(Data entries for graphics)
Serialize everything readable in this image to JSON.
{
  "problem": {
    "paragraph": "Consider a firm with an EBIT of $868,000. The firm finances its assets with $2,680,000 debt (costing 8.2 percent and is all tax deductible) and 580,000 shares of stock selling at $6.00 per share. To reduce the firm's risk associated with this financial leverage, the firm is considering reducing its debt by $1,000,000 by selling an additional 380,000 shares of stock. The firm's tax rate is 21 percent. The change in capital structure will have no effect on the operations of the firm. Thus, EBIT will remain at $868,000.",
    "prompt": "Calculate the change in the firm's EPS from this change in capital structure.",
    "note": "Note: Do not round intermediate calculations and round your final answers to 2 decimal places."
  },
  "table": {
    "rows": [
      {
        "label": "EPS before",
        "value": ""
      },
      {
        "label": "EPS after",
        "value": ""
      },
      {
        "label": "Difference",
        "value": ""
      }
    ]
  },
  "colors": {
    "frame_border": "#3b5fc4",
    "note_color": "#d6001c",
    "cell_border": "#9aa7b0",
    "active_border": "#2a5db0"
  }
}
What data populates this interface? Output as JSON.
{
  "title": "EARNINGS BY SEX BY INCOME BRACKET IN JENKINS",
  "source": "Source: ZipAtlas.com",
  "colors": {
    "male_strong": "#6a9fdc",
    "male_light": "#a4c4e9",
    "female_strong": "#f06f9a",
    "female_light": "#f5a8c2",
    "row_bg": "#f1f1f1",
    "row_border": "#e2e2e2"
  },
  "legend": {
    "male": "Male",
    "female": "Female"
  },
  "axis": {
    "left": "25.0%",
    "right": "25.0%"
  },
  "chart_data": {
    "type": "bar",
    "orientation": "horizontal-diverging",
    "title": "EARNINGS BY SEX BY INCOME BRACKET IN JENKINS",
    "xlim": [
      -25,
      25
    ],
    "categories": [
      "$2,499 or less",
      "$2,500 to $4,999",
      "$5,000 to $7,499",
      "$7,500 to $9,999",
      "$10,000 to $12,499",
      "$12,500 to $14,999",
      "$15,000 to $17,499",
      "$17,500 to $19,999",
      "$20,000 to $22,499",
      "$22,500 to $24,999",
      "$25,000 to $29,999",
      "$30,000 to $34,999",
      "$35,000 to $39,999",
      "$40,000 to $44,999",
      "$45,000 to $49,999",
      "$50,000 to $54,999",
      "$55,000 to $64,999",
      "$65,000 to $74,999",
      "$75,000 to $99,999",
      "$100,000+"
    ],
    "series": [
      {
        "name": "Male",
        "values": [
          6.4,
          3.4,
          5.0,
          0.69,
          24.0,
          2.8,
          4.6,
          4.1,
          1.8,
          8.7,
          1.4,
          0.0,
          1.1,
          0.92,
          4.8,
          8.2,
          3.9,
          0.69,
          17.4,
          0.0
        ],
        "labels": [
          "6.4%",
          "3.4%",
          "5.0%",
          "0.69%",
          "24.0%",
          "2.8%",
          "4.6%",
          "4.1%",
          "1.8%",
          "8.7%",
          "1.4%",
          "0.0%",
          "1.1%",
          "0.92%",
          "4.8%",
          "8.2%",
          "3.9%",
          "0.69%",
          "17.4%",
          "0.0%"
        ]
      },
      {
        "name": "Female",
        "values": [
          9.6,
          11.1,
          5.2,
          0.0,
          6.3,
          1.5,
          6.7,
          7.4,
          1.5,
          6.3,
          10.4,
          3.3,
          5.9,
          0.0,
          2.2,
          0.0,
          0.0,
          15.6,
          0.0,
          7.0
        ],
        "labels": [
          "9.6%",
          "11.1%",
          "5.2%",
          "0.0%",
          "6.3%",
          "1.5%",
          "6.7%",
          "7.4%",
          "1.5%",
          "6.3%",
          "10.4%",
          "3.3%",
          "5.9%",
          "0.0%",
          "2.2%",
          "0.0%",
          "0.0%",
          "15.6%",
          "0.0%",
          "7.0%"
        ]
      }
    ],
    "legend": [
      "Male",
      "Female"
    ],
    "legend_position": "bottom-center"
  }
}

- **WORK TO DO**
Copy all lines from the material that include "firm".

- **TASK RESPONSE**
    "paragraph": "Consider a firm with an EBIT of $868,000. The firm finances its assets with $2,680,000 debt (costing 8.2 percent and is all tax deductible) and 580,000 shares of stock selling at $6.00 per share. To reduce the firm's risk associated with this financial leverage, the firm is considering reducing its debt by $1,000,000 by selling an additional 380,000 shares of stock. The firm's tax rate is 21 percent. The change in capital structure will have no effect on the operations of the firm. Thus, EBIT will remain at $868,000.",
    "prompt": "Calculate the change in the firm's EPS from this change in capital structure.",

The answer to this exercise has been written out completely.